Dataset rows
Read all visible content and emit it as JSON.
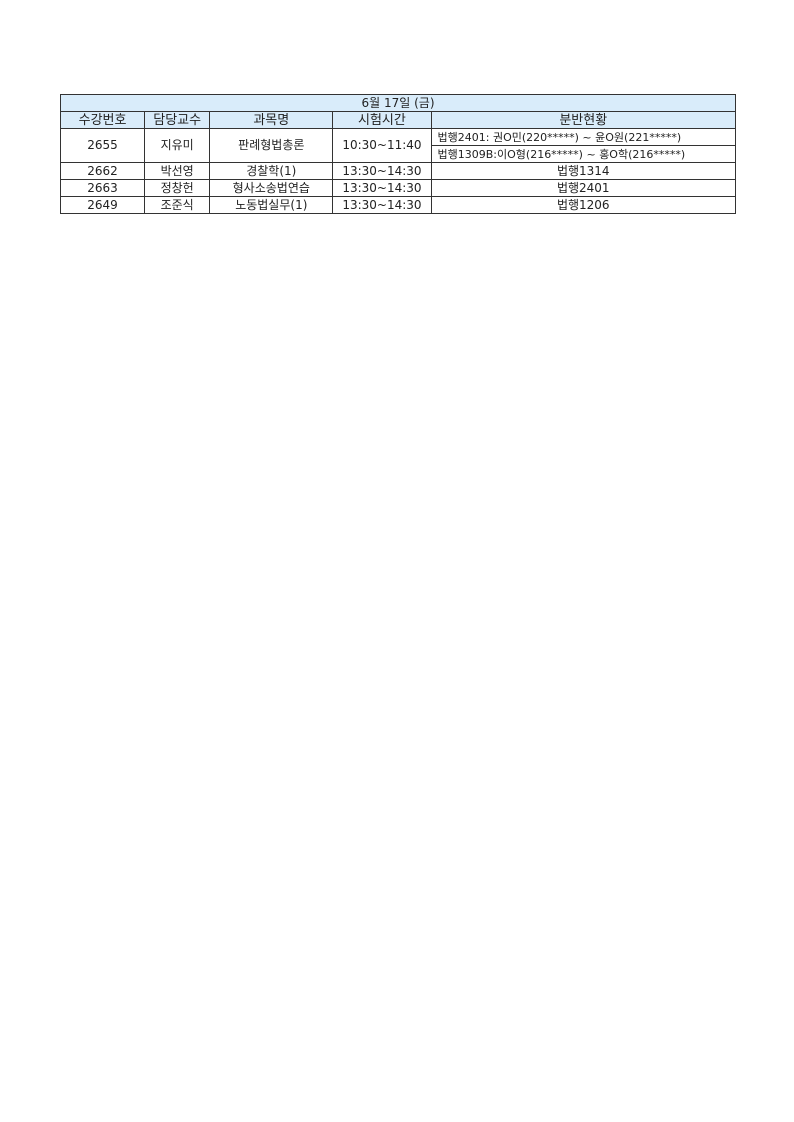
{
  "title": "6월 17일 (금)",
  "header_color": "#d9ecfa",
  "columns": [
    "수강번호",
    "담당교수",
    "과목명",
    "시험시간",
    "분반현황"
  ],
  "rows": [
    {
      "id": "2655",
      "prof": "지유미",
      "course": "판례형법총론",
      "time": "10:30~11:40",
      "sections": [
        "법행2401: 권O민(220*****) ~ 윤O원(221*****)",
        "법행1309B:이O형(216*****) ~ 홍O학(216*****)"
      ]
    },
    {
      "id": "2662",
      "prof": "박선영",
      "course": "경찰학(1)",
      "time": "13:30~14:30",
      "sections": [
        "법행1314"
      ]
    },
    {
      "id": "2663",
      "prof": "정창헌",
      "course": "형사소송법연습",
      "time": "13:30~14:30",
      "sections": [
        "법행2401"
      ]
    },
    {
      "id": "2649",
      "prof": "조준식",
      "course": "노동법실무(1)",
      "time": "13:30~14:30",
      "sections": [
        "법행1206"
      ]
    }
  ]
}
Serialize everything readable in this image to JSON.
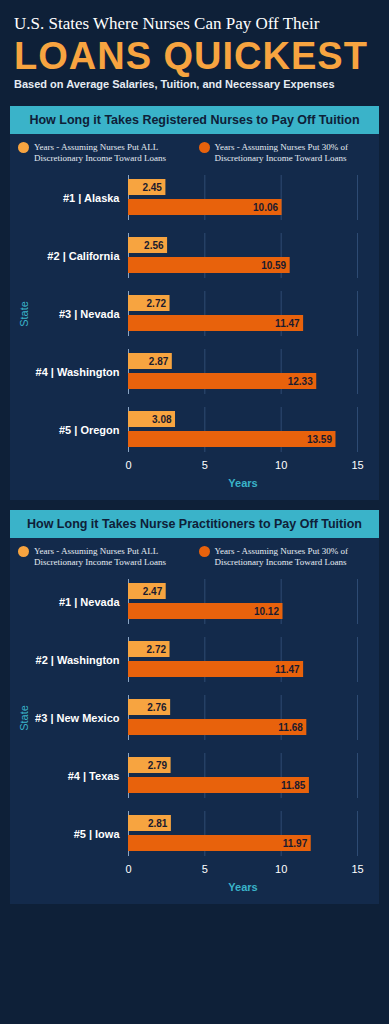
{
  "header": {
    "title": "U.S. States Where Nurses Can Pay Off Their",
    "title_emphasis": "LOANS QUICKEST",
    "subtitle": "Based on Average Salaries, Tuition, and Necessary Expenses"
  },
  "chart_data": [
    {
      "type": "bar",
      "orientation": "horizontal",
      "title": "How Long it Takes Registered Nurses to Pay Off Tuition",
      "x_label": "Years",
      "y_label": "State",
      "categories": [
        "#1 | Alaska",
        "#2 | California",
        "#3 | Nevada",
        "#4 | Washington",
        "#5 | Oregon"
      ],
      "series": [
        {
          "name": "Years - Assuming Nurses Put ALL Discretionary Income Toward Loans",
          "color": "#f7a440",
          "values": [
            2.45,
            2.56,
            2.72,
            2.87,
            3.08
          ]
        },
        {
          "name": "Years - Assuming Nurses Put 30% of Discretionary Income Toward Loans",
          "color": "#e8620c",
          "values": [
            10.06,
            10.59,
            11.47,
            12.33,
            13.59
          ]
        }
      ],
      "xlim": [
        0,
        15
      ],
      "xticks": [
        0,
        5,
        10,
        15
      ],
      "grid": true,
      "data_labels": true,
      "legend": "top"
    },
    {
      "type": "bar",
      "orientation": "horizontal",
      "title": "How Long it Takes Nurse Practitioners to Pay Off Tuition",
      "x_label": "Years",
      "y_label": "State",
      "categories": [
        "#1 | Nevada",
        "#2 | Washington",
        "#3 | New Mexico",
        "#4 | Texas",
        "#5 | Iowa"
      ],
      "series": [
        {
          "name": "Years - Assuming Nurses Put ALL Discretionary Income Toward Loans",
          "color": "#f7a440",
          "values": [
            2.47,
            2.72,
            2.76,
            2.79,
            2.81
          ]
        },
        {
          "name": "Years - Assuming Nurses Put 30% of Discretionary Income Toward Loans",
          "color": "#e8620c",
          "values": [
            10.12,
            11.47,
            11.68,
            11.85,
            11.97
          ]
        }
      ],
      "xlim": [
        0,
        15
      ],
      "xticks": [
        0,
        5,
        10,
        15
      ],
      "grid": true,
      "data_labels": true,
      "legend": "top"
    }
  ]
}
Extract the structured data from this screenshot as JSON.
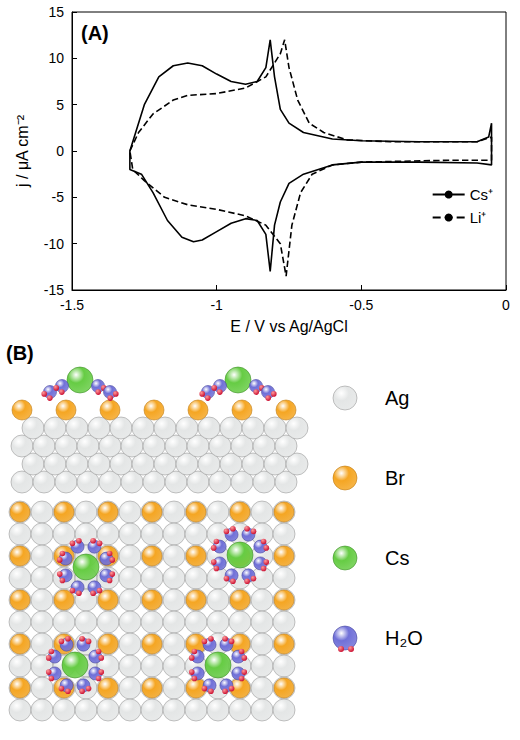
{
  "chart_data": {
    "type": "line",
    "title": "(A)",
    "x_label": "E / V vs Ag/AgCl",
    "y_label": "j / μA cm⁻²",
    "xlim": [
      -1.5,
      0
    ],
    "xticks": [
      -1.5,
      -1,
      -0.5,
      0
    ],
    "ylim": [
      -15,
      15
    ],
    "yticks": [
      -15,
      -10,
      -5,
      0,
      5,
      10,
      15
    ],
    "grid": false,
    "legend": "right",
    "series": [
      {
        "name": "Cs⁺",
        "color": "#000000",
        "line_style": "solid",
        "x": [
          -1.3,
          -1.28,
          -1.25,
          -1.2,
          -1.15,
          -1.1,
          -1.05,
          -1.0,
          -0.95,
          -0.9,
          -0.86,
          -0.83,
          -0.815,
          -0.8,
          -0.78,
          -0.75,
          -0.7,
          -0.6,
          -0.5,
          -0.3,
          -0.1,
          -0.06,
          -0.05,
          -0.05,
          -0.1,
          -0.3,
          -0.5,
          -0.6,
          -0.7,
          -0.75,
          -0.78,
          -0.8,
          -0.815,
          -0.83,
          -0.86,
          -0.9,
          -0.95,
          -1.0,
          -1.05,
          -1.08,
          -1.12,
          -1.17,
          -1.22,
          -1.26,
          -1.3,
          -1.3
        ],
        "values": [
          0,
          2,
          5,
          8,
          9.2,
          9.5,
          9.2,
          8.3,
          7.5,
          7.2,
          7.5,
          9,
          12,
          8,
          4.5,
          3,
          2,
          1.3,
          1.1,
          1,
          1,
          1.5,
          3,
          -1.5,
          -1.3,
          -1.2,
          -1.2,
          -1.5,
          -2.5,
          -3.5,
          -5.5,
          -8,
          -13,
          -9,
          -7.5,
          -7.3,
          -7.8,
          -8.7,
          -9.6,
          -9.8,
          -9.3,
          -7.5,
          -4.5,
          -2.5,
          -2,
          0
        ]
      },
      {
        "name": "Li⁺",
        "color": "#000000",
        "line_style": "dashed",
        "x": [
          -1.3,
          -1.27,
          -1.22,
          -1.15,
          -1.1,
          -1.0,
          -0.9,
          -0.83,
          -0.78,
          -0.765,
          -0.75,
          -0.72,
          -0.68,
          -0.63,
          -0.55,
          -0.4,
          -0.1,
          -0.05,
          -0.05,
          -0.2,
          -0.5,
          -0.6,
          -0.67,
          -0.71,
          -0.74,
          -0.76,
          -0.78,
          -0.83,
          -0.9,
          -1.0,
          -1.1,
          -1.18,
          -1.25,
          -1.29,
          -1.3
        ],
        "values": [
          0,
          2,
          4,
          5.5,
          6,
          6.2,
          6.8,
          8,
          10.5,
          12,
          9,
          5.5,
          3,
          2,
          1.2,
          1,
          1,
          1.5,
          -1,
          -1,
          -1.2,
          -1.5,
          -2.5,
          -4.5,
          -8,
          -13.5,
          -10,
          -8,
          -7,
          -6.3,
          -5.8,
          -5,
          -3.2,
          -2,
          0
        ]
      }
    ]
  },
  "diagram": {
    "label": "(B)",
    "legend": [
      {
        "name": "Ag",
        "color": "#e4e6e6"
      },
      {
        "name": "Br",
        "color": "#f5a623"
      },
      {
        "name": "Cs",
        "color": "#66cc44"
      },
      {
        "name": "H₂O",
        "color": "#7070d8"
      }
    ]
  }
}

Exercise prompt
Return only the number of lines in the preceding records that contain the string "legend".

Solved problem
4